> **POTONGAN TEKS**
•••
Dihimpun dari berbegai sumber, pada tahun 1979 sampai 1981, Gubernur NTT menunjuk tata batas kawasan hutan dan disahkan pada tahun 1982. Kemudian, pada tahun 1983 mulai diterbitkan tata guna hutan kesepakatan atau TGHT dan tidak ada perubahan. Kemudian dikeluarkan surat keputusan Menteri Lingkungan Hidup dan Kehutanan (LHK) Nomor No. 357/MenLHK/Setjen/PLA.0/5/2016 tanggal 11 Mei 2016, juga peta perkembangan pengukuhan kawasan hutan propinsi NTT sampai 2017 berdasar SK Mentri Lingkungan Hidup dan kehutanan No. 8105/MenLHK-PKTL/KUH/PLA.2/11/2018 tanggal 23 November 2018.
Pihak ahli waris almarhum Soleman Apaut sudah menurunkan petugas dari Balai Pemetaan Kawasan Hutan Wilayah Kupang untuk melakukan identifikasi lokasi kawasan hutan dikelurahan Batuplat yang didalamnya terdapat sebagian tanah warisan almarhum Soleman Apaut yang berada dalam kawasan hutan produksi. Diperkuat lagi dengan surat dari Dinas Kehutanan Propinsi NTT untuk ahli waris almarhum Soleman Apaut juga menjelaskan demikian. (Sajid/Red)
•••
> **DATA**
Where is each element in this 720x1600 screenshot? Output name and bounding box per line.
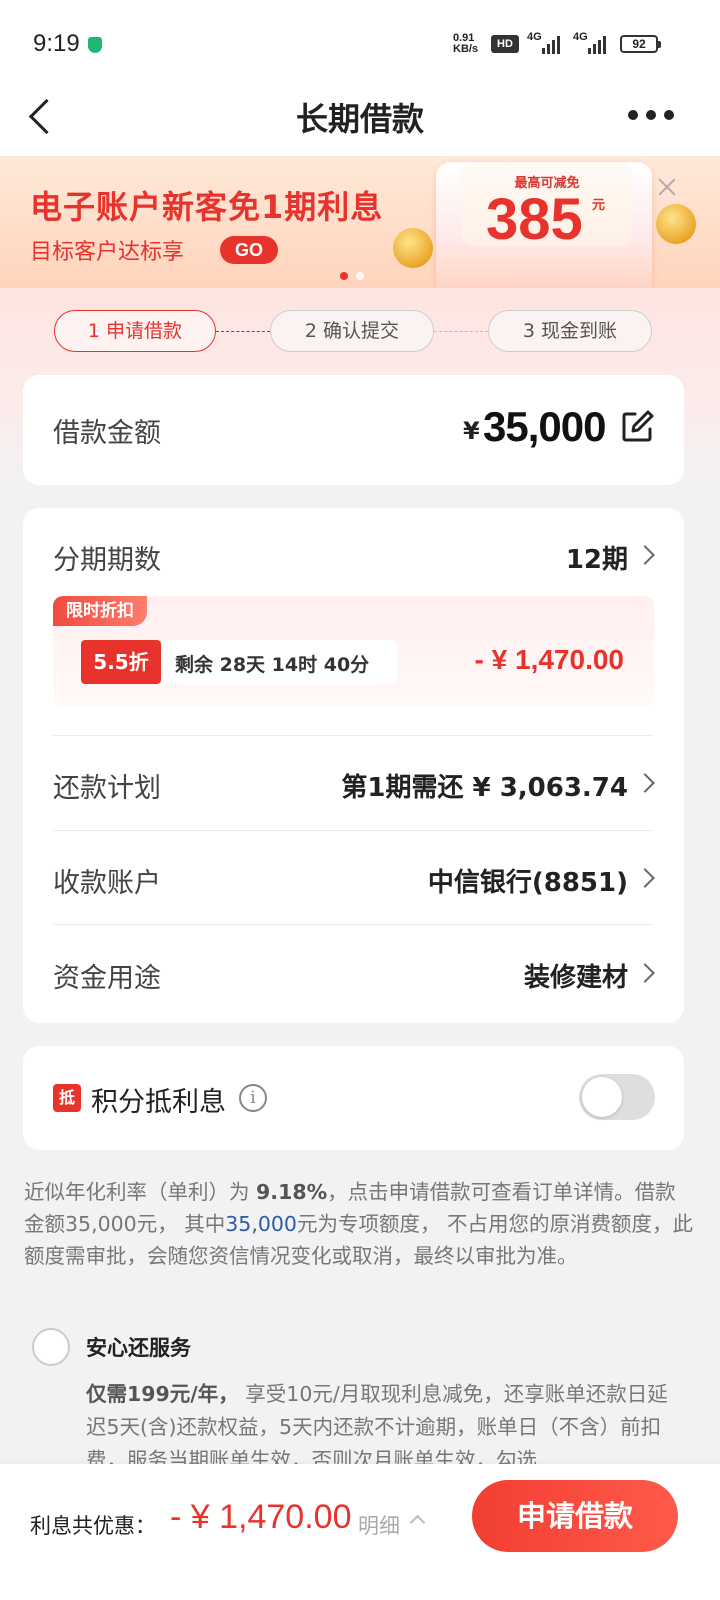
•••
> **TUGAS LATIHAN**
Ketik ulang bagian teks tentang kawasan hutan di NTT tanpa mengubah apa pun, mulai dari "Pihak ahli waris" dan berakhir di "menjelaskan demikian. (Sajid/Red)".

> **JAWABAN LENGKAP**
Pihak ahli waris almarhum Soleman Apaut sudah menurunkan petugas dari Balai Pemetaan Kawasan Hutan Wilayah Kupang untuk melakukan identifikasi lokasi kawasan hutan dikelurahan Batuplat yang didalamnya terdapat sebagian tanah warisan almarhum Soleman Apaut yang berada dalam kawasan hutan produksi. Diperkuat lagi dengan surat dari Dinas Kehutanan Propinsi NTT untuk ahli waris almarhum Soleman Apaut juga menjelaskan demikian. (Sajid/Red)